▸ Task directions
Print the records below exactly as they appear.

Records from a dataset:
[Begin]

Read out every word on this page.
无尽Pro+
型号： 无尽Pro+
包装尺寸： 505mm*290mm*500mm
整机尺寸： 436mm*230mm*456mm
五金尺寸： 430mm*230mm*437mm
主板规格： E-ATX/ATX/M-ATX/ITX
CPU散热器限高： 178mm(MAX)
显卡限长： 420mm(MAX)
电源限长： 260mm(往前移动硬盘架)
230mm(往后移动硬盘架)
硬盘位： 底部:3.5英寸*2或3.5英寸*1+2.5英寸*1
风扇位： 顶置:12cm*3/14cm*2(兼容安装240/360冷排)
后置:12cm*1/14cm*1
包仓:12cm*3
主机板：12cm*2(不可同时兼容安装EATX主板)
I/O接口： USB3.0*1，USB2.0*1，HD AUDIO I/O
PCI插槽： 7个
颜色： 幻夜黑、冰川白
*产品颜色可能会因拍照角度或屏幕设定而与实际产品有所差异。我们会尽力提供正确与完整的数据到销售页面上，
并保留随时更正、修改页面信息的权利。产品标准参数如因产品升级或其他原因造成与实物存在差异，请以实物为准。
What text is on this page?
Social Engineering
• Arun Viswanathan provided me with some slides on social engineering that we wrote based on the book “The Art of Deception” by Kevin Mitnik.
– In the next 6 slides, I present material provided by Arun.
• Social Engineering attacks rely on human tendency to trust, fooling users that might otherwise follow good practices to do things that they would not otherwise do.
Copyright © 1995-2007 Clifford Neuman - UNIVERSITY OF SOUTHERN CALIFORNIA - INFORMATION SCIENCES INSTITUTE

[End]

▸ Result for this task
Read out every word on this page.
无尽Pro+
型号： 无尽Pro+
包装尺寸： 505mm*290mm*500mm
整机尺寸： 436mm*230mm*456mm
五金尺寸： 430mm*230mm*437mm
主板规格： E-ATX/ATX/M-ATX/ITX
CPU散热器限高： 178mm(MAX)
显卡限长： 420mm(MAX)
电源限长： 260mm(往前移动硬盘架)
230mm(往后移动硬盘架)
硬盘位： 底部:3.5英寸*2或3.5英寸*1+2.5英寸*1
风扇位： 顶置:12cm*3/14cm*2(兼容安装240/360冷排)
后置:12cm*1/14cm*1
包仓:12cm*3
主机板：12cm*2(不可同时兼容安装EATX主板)
I/O接口： USB3.0*1，USB2.0*1，HD AUDIO I/O
PCI插槽： 7个
颜色： 幻夜黑、冰川白
*产品颜色可能会因拍照角度或屏幕设定而与实际产品有所差异。我们会尽力提供正确与完整的数据到销售页面上，
并保留随时更正、修改页面信息的权利。产品标准参数如因产品升级或其他原因造成与实物存在差异，请以实物为准。
What text is on this page?
Social Engineering
• Arun Viswanathan provided me with some slides on social engineering that we wrote based on the book “The Art of Deception” by Kevin Mitnik.
– In the next 6 slides, I present material provided by Arun.
• Social Engineering attacks rely on human tendency to trust, fooling users that might otherwise follow good practices to do things that they would not otherwise do.
Copyright © 1995-2007 Clifford Neuman - UNIVERSITY OF SOUTHERN CALIFORNIA - INFORMATION SCIENCES INSTITUTE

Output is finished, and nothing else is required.